Amilcare Ponchielli

Complete Organ Music

Marco Ruggeri an der Bossi-Orgel (1856) von St. Bartolomeo in Vescovato und an der Inzoli-Orgel (1873) von St. Dalmazio in Paderno Ponchielli (Italien)

Verlag/Label: 2 CDs, Brilliant Classics 96019 (2019)
erschienen in: organ – Journal für die Orgel 2020/01 , Seite 61

Bew­er­tung: 3 von 5 Pfeifen

Nach ihrem Tod oft nur mit einem einzi­gen ihrer Werke im kollek­tiv­en Gedächt­nis der Musikgeschichte ver­ortet zu bleiben: dieses Schick­sal teilen viele Kom­pon­is­ten. Zu ihnen gehört Amil­care Ponchiel­li (1834–86); das Werk, mit dem man noch heute spon­tan den Namen seines Schöpfers verbindet, ist die 1876 uraufge­führte Oper La Gio­con­da. In dieser wiede­rum gibt es einen echt­en Schlager mit Ohrwur­mqual­ität: die „Dan­za delle ore“, den „Tanz der Stun­den“. Ursprünglich eine Bal­lett-Zwi­schen­­musik im drit­ten Akt der Oper, machte der Tanz zweifel­hafte Kar­riere als Wun­schkonz­ert-Titel in Hör­funk und Fernse­hen oder wurde, frag­men­tarisch ver­hun­zt, als musikalis­che Folie für irgendwelche Pro­duk­twer­bung miss­braucht.

AUFGABENSTELLUNG ->
(1) Beantworte zur CD-Besprechung über Ponchiellis Orgelmusik folgende Fragen:
(a) Wie viele Pfeifen vergibt die Besprechung als Bewertung?
(b) In welchem Jahr wurde die Oper La Gioconda uraufgeführt?
(c) In welchem Akt der Oper stand die „Danza delle ore“ ursprünglich?
(2) Führe die CD-Besprechung über Ponchiellis Orgelmusik im Anschluss an ihren letzten Satz weiter.

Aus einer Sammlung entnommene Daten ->
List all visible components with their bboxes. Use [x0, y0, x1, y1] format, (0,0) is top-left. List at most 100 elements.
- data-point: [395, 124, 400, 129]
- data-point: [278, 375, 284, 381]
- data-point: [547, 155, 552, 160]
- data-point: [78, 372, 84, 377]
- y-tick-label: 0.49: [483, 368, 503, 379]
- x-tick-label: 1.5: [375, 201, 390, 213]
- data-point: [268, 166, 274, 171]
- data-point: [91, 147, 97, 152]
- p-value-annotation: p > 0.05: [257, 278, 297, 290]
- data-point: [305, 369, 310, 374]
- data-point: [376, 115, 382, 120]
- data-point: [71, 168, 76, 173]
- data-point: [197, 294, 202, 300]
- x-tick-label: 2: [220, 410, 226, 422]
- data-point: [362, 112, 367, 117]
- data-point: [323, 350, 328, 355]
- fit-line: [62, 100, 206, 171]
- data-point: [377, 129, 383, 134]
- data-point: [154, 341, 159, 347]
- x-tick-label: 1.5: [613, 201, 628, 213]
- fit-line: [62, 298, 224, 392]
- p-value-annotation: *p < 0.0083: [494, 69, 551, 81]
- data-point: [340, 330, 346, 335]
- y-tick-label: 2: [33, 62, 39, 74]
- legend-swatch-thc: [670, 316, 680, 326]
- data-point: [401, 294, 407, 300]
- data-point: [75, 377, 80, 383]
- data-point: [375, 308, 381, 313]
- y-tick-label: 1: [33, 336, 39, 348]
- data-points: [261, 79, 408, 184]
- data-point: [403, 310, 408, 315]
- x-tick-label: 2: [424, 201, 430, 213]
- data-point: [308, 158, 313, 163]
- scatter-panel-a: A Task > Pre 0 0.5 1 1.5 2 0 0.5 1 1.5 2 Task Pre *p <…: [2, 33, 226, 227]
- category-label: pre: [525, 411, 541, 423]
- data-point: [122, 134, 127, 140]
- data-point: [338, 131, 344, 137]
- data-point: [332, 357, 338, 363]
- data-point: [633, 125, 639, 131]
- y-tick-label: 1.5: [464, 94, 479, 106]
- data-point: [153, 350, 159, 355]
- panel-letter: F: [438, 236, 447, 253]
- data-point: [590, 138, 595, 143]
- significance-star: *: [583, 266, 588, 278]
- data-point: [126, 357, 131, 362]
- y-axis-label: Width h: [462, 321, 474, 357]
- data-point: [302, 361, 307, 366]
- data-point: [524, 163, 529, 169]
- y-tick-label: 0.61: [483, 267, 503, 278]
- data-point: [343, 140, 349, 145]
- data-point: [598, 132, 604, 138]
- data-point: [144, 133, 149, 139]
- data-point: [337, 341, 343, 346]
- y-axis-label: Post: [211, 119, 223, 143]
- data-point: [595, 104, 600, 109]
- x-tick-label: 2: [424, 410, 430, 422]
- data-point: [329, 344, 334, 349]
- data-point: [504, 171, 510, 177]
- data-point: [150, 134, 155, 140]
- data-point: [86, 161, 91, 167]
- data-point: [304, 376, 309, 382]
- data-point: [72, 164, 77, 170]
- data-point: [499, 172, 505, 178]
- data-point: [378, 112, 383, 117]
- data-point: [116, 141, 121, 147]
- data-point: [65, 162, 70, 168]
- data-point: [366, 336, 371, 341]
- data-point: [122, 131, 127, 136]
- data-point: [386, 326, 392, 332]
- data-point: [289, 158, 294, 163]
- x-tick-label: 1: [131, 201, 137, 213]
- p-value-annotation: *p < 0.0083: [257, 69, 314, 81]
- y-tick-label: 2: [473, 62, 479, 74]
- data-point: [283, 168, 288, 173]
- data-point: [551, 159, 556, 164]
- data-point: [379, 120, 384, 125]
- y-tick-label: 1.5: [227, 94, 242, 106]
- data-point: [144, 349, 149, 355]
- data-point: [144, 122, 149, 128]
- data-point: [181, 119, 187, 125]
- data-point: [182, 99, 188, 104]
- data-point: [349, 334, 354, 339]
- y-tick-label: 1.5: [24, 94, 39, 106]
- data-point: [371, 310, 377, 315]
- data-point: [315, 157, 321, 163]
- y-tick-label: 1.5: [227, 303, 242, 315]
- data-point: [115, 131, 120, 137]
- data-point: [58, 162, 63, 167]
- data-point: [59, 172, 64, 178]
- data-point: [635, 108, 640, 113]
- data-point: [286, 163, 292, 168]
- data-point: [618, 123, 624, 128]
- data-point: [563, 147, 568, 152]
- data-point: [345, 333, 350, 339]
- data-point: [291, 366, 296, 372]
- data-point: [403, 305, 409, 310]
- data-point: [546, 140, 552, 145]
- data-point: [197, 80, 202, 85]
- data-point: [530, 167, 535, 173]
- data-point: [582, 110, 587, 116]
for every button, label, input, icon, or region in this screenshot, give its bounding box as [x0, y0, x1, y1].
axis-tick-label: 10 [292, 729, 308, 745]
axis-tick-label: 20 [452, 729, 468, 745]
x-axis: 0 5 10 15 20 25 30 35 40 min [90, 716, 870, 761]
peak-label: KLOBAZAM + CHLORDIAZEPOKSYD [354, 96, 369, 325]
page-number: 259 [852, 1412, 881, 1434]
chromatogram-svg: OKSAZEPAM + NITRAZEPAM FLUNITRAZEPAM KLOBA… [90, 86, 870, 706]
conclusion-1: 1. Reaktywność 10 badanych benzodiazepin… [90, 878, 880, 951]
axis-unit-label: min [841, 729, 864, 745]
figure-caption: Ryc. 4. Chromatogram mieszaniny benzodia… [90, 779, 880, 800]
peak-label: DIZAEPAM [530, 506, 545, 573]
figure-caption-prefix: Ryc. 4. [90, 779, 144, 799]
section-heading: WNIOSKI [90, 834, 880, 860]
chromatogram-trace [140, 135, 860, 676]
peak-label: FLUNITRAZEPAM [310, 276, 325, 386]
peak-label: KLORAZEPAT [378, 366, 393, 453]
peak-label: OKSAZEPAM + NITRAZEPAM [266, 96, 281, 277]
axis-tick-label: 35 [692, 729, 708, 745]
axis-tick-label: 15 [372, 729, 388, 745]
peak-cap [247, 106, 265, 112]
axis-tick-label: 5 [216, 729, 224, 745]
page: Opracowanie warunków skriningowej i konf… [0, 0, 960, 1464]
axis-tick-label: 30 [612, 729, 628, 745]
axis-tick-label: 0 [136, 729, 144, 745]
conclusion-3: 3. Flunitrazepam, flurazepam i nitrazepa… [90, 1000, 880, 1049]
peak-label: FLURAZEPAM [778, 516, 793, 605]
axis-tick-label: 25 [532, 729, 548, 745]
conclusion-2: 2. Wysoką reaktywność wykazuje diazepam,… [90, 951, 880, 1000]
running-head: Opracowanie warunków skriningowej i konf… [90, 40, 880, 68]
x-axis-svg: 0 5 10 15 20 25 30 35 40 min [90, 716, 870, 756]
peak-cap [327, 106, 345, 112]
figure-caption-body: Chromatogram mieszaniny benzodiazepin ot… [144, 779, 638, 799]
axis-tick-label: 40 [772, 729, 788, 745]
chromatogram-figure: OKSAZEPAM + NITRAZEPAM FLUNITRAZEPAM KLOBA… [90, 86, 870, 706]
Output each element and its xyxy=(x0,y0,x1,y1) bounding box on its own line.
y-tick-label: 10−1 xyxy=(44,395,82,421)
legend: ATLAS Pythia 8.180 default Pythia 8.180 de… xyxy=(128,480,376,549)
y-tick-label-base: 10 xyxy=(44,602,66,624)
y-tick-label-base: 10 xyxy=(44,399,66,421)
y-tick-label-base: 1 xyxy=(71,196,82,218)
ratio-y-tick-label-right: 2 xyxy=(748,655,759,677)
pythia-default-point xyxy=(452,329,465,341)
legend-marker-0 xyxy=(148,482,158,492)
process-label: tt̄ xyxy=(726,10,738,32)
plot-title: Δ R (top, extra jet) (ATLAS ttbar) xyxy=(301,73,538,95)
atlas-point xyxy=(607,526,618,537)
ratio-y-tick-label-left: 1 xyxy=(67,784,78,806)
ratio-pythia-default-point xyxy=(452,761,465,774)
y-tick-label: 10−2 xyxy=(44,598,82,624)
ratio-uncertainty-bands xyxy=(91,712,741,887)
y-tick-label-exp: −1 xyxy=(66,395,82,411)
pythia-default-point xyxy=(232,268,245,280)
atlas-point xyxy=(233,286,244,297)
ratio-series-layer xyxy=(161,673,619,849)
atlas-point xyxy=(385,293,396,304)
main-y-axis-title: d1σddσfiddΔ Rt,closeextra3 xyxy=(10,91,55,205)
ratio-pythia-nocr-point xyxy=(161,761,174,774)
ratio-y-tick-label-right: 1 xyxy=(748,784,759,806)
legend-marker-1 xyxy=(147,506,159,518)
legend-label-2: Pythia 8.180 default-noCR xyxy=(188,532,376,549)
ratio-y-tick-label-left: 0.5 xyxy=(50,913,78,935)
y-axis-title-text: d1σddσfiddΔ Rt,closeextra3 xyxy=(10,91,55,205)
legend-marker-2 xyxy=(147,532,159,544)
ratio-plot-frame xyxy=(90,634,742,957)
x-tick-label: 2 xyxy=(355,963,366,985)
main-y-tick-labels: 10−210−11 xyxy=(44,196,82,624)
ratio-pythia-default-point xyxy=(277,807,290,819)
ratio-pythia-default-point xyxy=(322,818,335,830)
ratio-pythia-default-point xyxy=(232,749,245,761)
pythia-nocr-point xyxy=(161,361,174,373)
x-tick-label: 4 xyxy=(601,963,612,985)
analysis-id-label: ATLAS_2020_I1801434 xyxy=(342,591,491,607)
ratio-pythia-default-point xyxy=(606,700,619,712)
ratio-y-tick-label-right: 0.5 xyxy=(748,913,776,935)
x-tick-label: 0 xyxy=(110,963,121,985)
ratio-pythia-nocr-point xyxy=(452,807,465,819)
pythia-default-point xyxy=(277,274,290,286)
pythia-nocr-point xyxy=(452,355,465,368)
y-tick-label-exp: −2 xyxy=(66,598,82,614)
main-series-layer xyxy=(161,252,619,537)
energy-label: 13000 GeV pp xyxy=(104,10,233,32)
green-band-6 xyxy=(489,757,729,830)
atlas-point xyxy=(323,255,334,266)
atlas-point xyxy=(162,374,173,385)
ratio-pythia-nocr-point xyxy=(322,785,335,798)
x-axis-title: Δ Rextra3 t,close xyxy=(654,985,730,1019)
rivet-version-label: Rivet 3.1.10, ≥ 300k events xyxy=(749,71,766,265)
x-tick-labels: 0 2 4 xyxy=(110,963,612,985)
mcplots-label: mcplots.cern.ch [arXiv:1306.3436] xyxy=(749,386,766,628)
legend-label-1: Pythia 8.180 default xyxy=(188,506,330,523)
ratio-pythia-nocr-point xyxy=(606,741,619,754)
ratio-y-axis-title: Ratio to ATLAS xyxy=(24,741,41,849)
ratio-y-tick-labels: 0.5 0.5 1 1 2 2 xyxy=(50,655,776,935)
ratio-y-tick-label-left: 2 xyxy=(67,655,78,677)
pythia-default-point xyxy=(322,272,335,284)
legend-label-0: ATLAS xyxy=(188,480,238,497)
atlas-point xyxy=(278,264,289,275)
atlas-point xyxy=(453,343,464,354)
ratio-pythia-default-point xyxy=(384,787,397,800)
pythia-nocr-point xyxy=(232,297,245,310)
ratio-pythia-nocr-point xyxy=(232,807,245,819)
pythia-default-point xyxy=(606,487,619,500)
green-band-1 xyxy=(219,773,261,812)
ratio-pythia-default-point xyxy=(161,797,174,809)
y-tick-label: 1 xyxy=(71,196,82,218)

LÖSUNGEN JE AUFGABE ->
(1)
(a) 3 von 5 Pfeifen
(b) 1876
(c) Im dritten Akt

(2)
Jet­zt reüssiert der „Tanz der Stun­den“ als süßes Kon­fekt in ein­er Orgelver­sion aus der Fed­er von Mar­co Rug­geri. Und zwar als Zugabe zu der Dop­pel-CD, auf der Rug­geri, 1969 in Cre­mona geboren, das Gesamtwerk für Orgel von Amil­care Ponchiel­li ein­spielt. In der Tat sind es rund zwei Stun­den Musik, die Ponchiel­li der Orgel gewid­met hat – mehr oder weniger dezi­diert, denn wie so oft bei (nicht nur) ital­ienis­chen Meis­tern ist die Grenzziehung zwis­chen Orgel und anderen Tas­teninstrumenten wie Cem­ba­lo oder Klavier nicht immer scharf. Doch die Orgel wird Ponchiel­li ganz gewiss vor­geschwebt haben in all seinen „Pas­toralen“ und den anderen Genre-Stückchen, für die man sich dur­chaus einen Platz inner­halb der gottes­di­en­stlichen Liturgie im Ital­ien des 19. Jahrhun­derts vorstellen kann – immer­hin arbeit­ete der spätere Opernkom­pon­ist etliche Jahre selb­st als Organ­ist!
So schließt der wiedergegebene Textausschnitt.